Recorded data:
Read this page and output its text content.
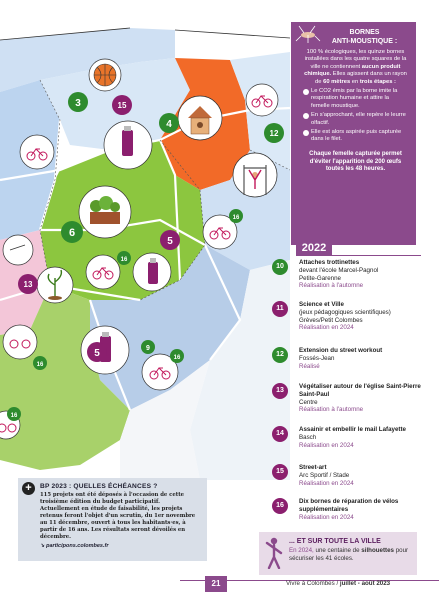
3	15
4
12
6
16
16
5
13
16
9
5
16
16
BORNES
ANTI-MOUSTIQUE :
100 % écologiques, les quinze bornes installées dans les quatre squares de la ville ne contiennent aucun produit chimique. Elles agissent dans un rayon de 60 mètres en trois étapes :
Le CO2 émis par la borne imite la respiration humaine et attire la femelle moustique.
En s'approchant, elle repère le leurre olfactif.
Elle est alors aspirée puis capturée dans le filet.
Chaque femelle capturée permet d'éviter l'apparition de 200 œufs toutes les 48 heures.
2022
10
Attaches trottinettes
devant l'école Marcel-Pagnol
Petite-Garenne
Réalisation à l'automne
11
Science et Ville
(jeux pédagogiques scientifiques)
Grèves/Petit Colombes
Réalisation en 2024
12
Extension du street workout
Fossés-Jean
Réalisé
13
Végétaliser autour de l'église Saint-Pierre Saint-Paul
Centre
Réalisation à l'automne
14
Assainir et embellir le mail Lafayette
Basch
Réalisation en 2024
15
Street-art
Arc Sportif / Stade
Réalisation en 2024
16
Dix bornes de réparation de vélos supplémentaires
Réalisation en 2024
+	BP 2023 : QUELLES ÉCHÉANCES ?
115 projets ont été déposés à l'occasion de cette troisième édition du budget participatif. Actuellement en étude de faisabilité, les projets retenus feront l'objet d'un scrutin, du 1er novembre au 11 décembre, ouvert à tous les habitants·es, à partir de 16 ans. Les résultats seront dévoilés en décembre.
➘ participons.colombes.fr
... ET SUR TOUTE LA VILLE
En 2024, une centaine de silhouettes pour sécuriser les 41 écoles.
21	Vivre à Colombes / juillet - août 2023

▶ [Exercise]: Transcribe the material exactly, keeping every word and none of the pictures.

▶ [Result of this exercise]:
Read this page and output its text content.
3	15
4
12
6
16
16
5
13
16
9
5
16
16
BORNES
ANTI-MOUSTIQUE :
100 % écologiques, les quinze bornes installées dans les quatre squares de la ville ne contiennent aucun produit chimique. Elles agissent dans un rayon de 60 mètres en trois étapes :
Le CO2 émis par la borne imite la respiration humaine et attire la femelle moustique.
En s'approchant, elle repère le leurre olfactif.
Elle est alors aspirée puis capturée dans le filet.
Chaque femelle capturée permet d'éviter l'apparition de 200 œufs toutes les 48 heures.
2022
10
Attaches trottinettes
devant l'école Marcel-Pagnol
Petite-Garenne
Réalisation à l'automne
11
Science et Ville
(jeux pédagogiques scientifiques)
Grèves/Petit Colombes
Réalisation en 2024
12
Extension du street workout
Fossés-Jean
Réalisé
13
Végétaliser autour de l'église Saint-Pierre Saint-Paul
Centre
Réalisation à l'automne
14
Assainir et embellir le mail Lafayette
Basch
Réalisation en 2024
15
Street-art
Arc Sportif / Stade
Réalisation en 2024
16
Dix bornes de réparation de vélos supplémentaires
Réalisation en 2024
+	BP 2023 : QUELLES ÉCHÉANCES ?
115 projets ont été déposés à l'occasion de cette troisième édition du budget participatif. Actuellement en étude de faisabilité, les projets retenus feront l'objet d'un scrutin, du 1er novembre au 11 décembre, ouvert à tous les habitants·es, à partir de 16 ans. Les résultats seront dévoilés en décembre.
➘ participons.colombes.fr
... ET SUR TOUTE LA VILLE
En 2024, une centaine de silhouettes pour sécuriser les 41 écoles.
21	Vivre à Colombes / juillet - août 2023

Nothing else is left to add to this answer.